__OBJECTIVE__
Write out each line beneath this one exactly as it reads.

— start of EXERCISE MATERIAL —

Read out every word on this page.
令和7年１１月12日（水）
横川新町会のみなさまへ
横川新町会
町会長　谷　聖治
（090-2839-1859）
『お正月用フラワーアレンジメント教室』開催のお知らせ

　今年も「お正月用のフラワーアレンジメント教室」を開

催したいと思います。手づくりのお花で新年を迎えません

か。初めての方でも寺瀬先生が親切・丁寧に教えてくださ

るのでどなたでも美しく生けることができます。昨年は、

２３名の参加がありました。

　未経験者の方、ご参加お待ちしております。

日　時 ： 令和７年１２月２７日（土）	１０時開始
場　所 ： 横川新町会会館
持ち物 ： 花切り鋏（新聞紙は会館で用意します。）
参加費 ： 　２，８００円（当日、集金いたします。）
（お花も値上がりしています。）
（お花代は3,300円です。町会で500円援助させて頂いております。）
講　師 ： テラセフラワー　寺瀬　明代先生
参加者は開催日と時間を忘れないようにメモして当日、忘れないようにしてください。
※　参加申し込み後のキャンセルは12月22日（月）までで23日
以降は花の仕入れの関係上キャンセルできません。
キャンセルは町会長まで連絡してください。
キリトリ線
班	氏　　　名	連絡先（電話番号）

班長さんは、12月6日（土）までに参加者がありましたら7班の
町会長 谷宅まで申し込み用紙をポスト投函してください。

— end of EXERCISE MATERIAL —

__RESULT OF THIS EXERCISE__
Read out every word on this page.
令和7年１１月12日（水）
横川新町会のみなさまへ
横川新町会
町会長　谷　聖治
（090-2839-1859）
『お正月用フラワーアレンジメント教室』開催のお知らせ

　今年も「お正月用のフラワーアレンジメント教室」を開

催したいと思います。手づくりのお花で新年を迎えません

か。初めての方でも寺瀬先生が親切・丁寧に教えてくださ

るのでどなたでも美しく生けることができます。昨年は、

２３名の参加がありました。

　未経験者の方、ご参加お待ちしております。

日　時 ： 令和７年１２月２７日（土）	１０時開始
場　所 ： 横川新町会会館
持ち物 ： 花切り鋏（新聞紙は会館で用意します。）
参加費 ： 　２，８００円（当日、集金いたします。）
（お花も値上がりしています。）
（お花代は3,300円です。町会で500円援助させて頂いております。）
講　師 ： テラセフラワー　寺瀬　明代先生
参加者は開催日と時間を忘れないようにメモして当日、忘れないようにしてください。
※　参加申し込み後のキャンセルは12月22日（月）までで23日
以降は花の仕入れの関係上キャンセルできません。
キャンセルは町会長まで連絡してください。
キリトリ線
班	氏　　　名	連絡先（電話番号）

班長さんは、12月6日（土）までに参加者がありましたら7班の
町会長 谷宅まで申し込み用紙をポスト投函してください。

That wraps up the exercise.